**To be done**
Report the number of lines that hold the string "batean". Leave out any other text.

═══ Material ═══

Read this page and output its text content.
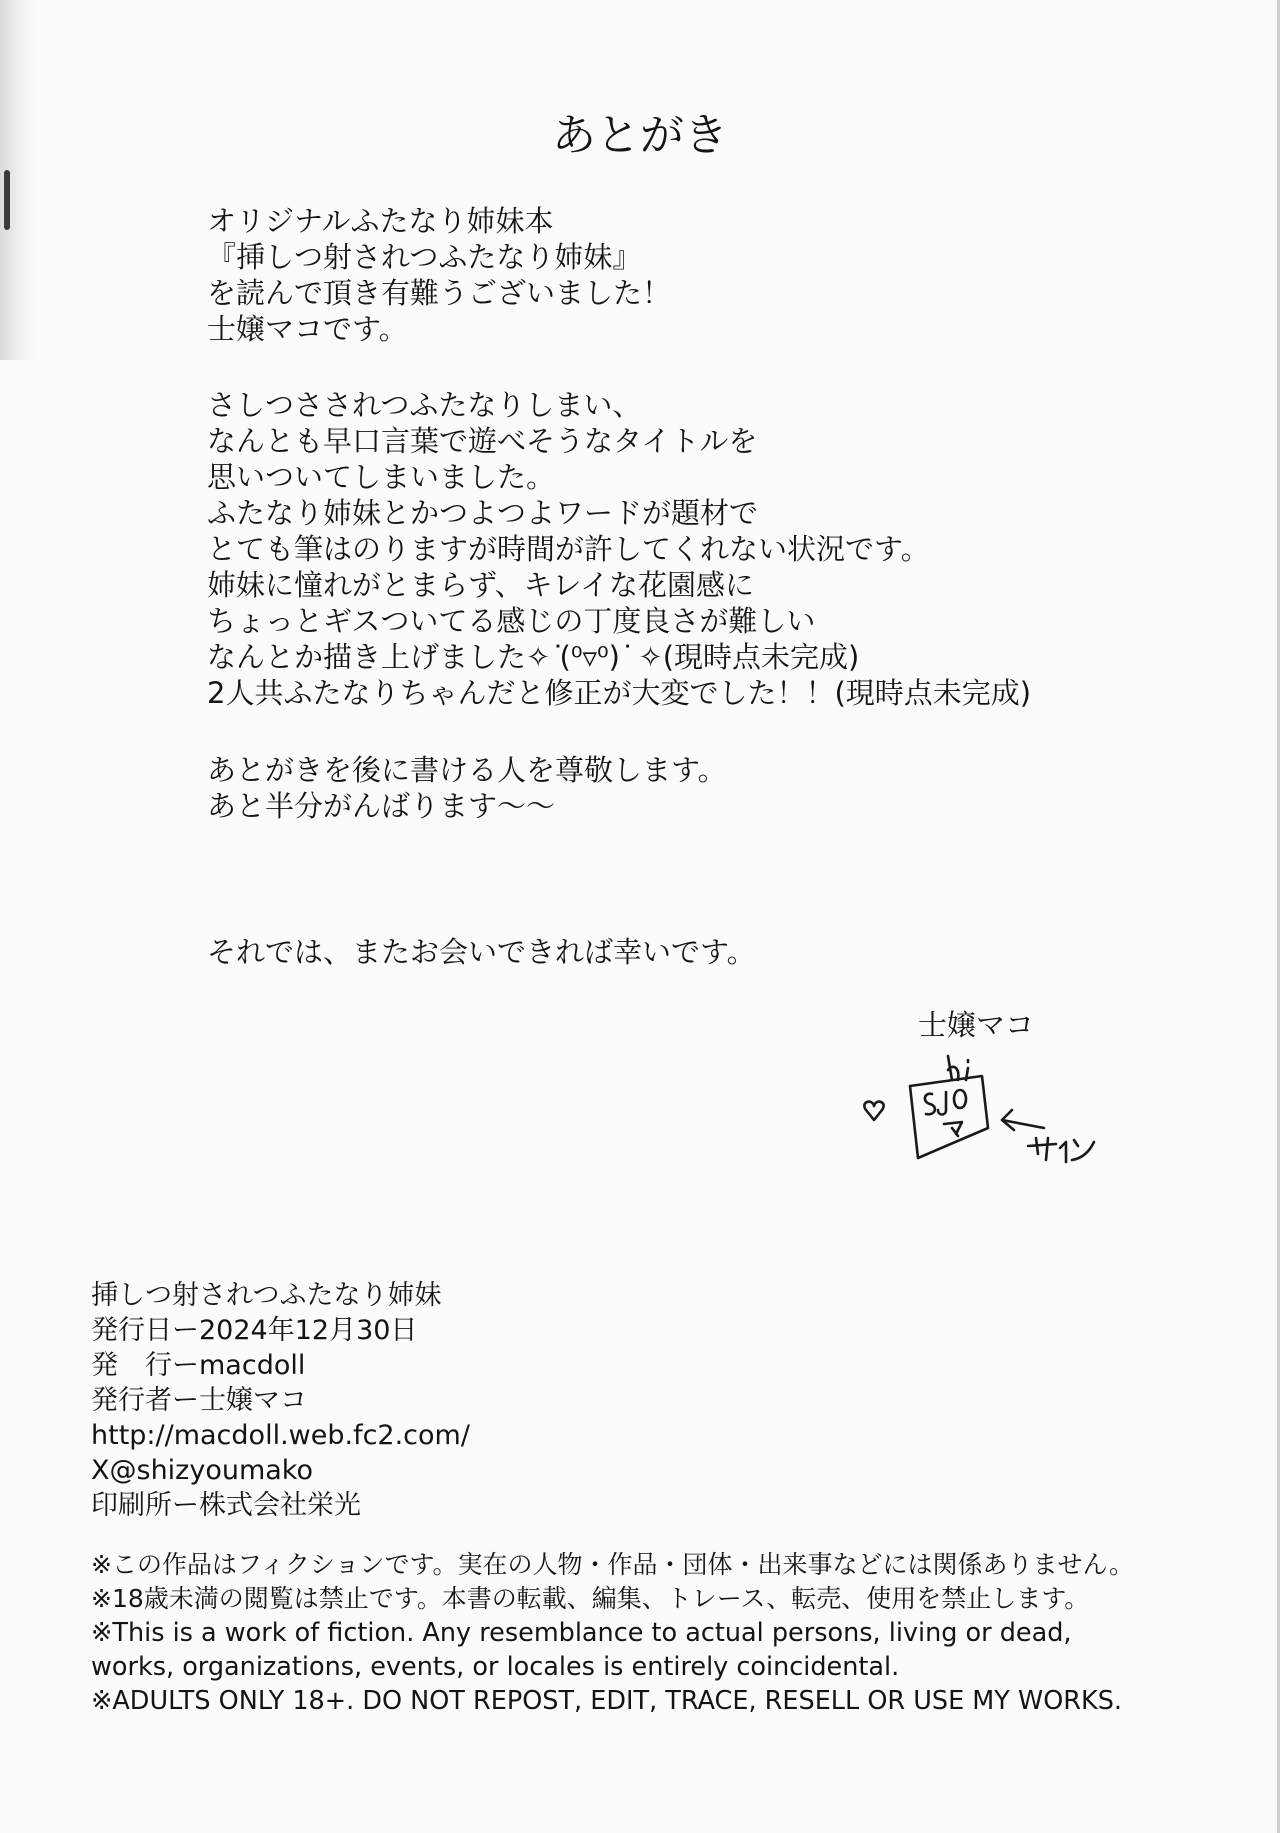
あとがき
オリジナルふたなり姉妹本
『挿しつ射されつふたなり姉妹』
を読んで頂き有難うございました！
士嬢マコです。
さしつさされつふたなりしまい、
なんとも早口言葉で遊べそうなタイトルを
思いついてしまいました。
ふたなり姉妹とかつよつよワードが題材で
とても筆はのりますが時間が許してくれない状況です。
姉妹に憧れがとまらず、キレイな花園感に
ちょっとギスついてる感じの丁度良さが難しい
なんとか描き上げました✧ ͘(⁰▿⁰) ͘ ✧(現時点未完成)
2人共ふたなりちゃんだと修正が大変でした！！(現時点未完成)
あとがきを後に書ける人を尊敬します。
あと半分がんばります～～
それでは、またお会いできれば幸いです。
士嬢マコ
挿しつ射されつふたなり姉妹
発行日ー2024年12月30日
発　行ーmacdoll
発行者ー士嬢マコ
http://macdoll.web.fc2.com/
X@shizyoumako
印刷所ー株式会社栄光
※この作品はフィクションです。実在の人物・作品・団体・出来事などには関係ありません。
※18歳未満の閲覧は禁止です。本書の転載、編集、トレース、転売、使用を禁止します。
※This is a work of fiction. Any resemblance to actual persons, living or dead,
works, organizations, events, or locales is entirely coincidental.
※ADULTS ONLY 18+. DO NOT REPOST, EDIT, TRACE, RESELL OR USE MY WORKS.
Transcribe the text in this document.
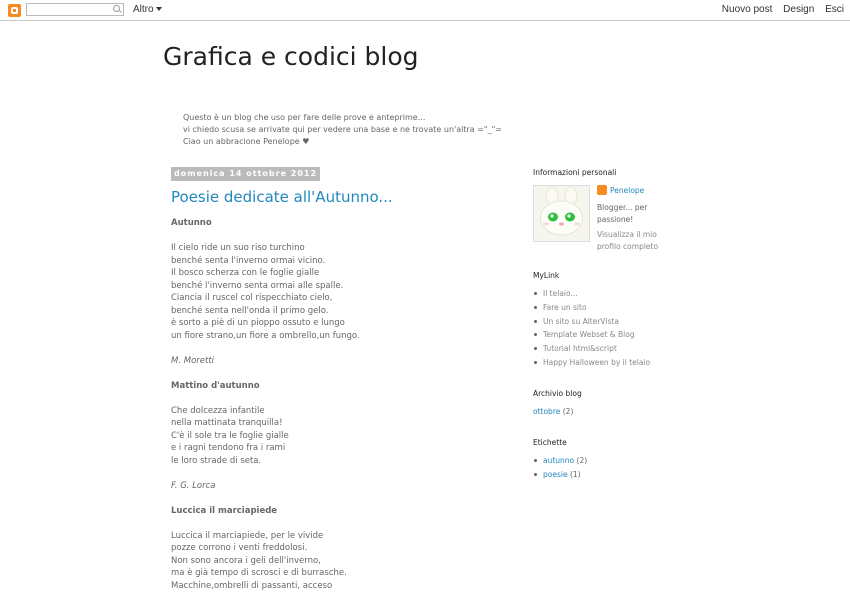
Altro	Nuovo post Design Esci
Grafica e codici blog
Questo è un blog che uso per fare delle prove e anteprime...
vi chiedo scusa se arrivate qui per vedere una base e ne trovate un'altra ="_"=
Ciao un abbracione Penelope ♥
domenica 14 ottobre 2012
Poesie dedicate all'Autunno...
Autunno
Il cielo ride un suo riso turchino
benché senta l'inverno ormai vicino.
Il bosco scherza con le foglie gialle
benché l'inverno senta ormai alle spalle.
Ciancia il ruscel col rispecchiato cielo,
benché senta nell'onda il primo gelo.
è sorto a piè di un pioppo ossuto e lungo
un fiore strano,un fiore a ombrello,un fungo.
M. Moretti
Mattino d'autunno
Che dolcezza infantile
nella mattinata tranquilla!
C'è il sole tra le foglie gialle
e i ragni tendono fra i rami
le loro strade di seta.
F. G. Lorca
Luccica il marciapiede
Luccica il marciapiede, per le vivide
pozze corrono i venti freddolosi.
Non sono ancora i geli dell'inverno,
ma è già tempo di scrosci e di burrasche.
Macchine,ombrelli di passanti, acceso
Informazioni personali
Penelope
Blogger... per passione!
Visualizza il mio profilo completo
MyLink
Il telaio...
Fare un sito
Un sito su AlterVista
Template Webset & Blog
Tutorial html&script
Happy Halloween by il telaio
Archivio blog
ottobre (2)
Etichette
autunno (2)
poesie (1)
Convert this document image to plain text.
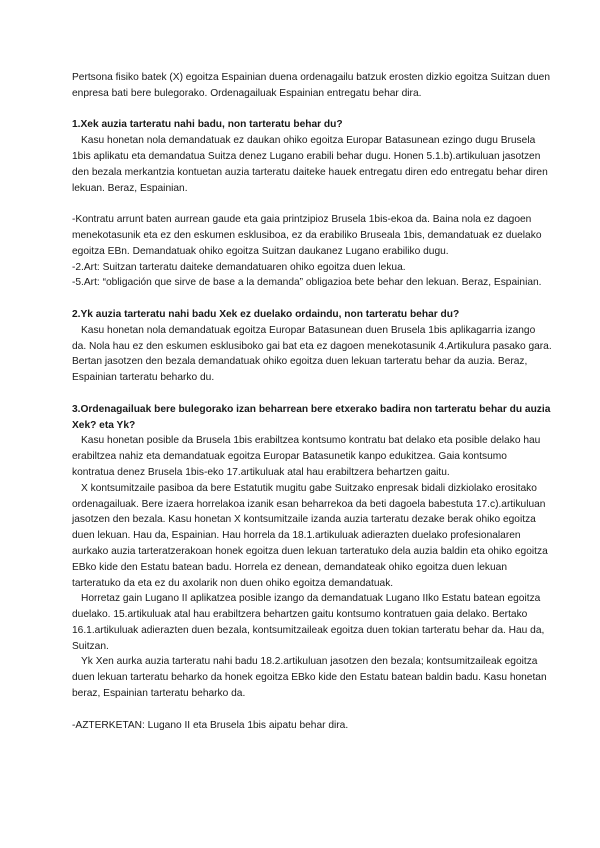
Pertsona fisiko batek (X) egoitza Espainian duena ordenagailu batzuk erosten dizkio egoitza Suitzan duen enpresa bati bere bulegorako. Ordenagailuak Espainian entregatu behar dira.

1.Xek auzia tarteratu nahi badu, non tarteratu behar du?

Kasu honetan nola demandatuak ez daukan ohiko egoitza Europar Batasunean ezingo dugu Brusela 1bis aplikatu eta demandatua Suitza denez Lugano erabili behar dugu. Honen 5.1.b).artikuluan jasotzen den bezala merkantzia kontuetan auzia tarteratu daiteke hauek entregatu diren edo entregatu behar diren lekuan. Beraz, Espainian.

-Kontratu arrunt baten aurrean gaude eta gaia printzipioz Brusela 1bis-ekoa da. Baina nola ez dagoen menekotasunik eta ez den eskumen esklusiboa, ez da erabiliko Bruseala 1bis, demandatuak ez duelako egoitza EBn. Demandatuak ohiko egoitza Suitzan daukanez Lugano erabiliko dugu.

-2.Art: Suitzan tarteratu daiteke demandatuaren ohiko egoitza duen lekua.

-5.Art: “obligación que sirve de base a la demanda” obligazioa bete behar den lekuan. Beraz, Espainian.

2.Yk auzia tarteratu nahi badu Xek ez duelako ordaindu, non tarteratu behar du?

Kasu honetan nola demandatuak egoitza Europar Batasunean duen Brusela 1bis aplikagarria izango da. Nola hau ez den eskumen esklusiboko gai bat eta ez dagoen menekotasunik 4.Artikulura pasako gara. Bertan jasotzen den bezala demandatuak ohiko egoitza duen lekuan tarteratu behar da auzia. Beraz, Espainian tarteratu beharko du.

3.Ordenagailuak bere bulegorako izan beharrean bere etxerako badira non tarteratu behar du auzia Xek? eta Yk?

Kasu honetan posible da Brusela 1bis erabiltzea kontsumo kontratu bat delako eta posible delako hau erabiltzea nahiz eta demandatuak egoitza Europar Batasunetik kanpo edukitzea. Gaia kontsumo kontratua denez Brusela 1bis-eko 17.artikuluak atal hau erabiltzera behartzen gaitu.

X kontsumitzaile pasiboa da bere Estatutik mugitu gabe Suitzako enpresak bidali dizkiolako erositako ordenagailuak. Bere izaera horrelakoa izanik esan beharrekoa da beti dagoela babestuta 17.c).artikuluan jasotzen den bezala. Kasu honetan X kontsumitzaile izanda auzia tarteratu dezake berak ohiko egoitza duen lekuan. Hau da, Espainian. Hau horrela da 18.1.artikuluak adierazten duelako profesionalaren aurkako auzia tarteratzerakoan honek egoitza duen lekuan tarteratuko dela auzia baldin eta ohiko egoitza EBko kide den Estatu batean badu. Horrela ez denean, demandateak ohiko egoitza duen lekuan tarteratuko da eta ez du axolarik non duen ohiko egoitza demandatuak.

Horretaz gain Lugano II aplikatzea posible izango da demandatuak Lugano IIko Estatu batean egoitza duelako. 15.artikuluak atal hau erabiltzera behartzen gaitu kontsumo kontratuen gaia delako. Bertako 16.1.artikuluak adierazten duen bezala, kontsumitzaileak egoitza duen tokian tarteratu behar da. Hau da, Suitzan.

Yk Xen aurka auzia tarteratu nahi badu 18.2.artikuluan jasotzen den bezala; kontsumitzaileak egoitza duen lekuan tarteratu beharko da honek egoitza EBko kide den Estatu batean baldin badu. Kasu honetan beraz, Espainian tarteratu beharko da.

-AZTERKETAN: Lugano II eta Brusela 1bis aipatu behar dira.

═══

**Task output**
3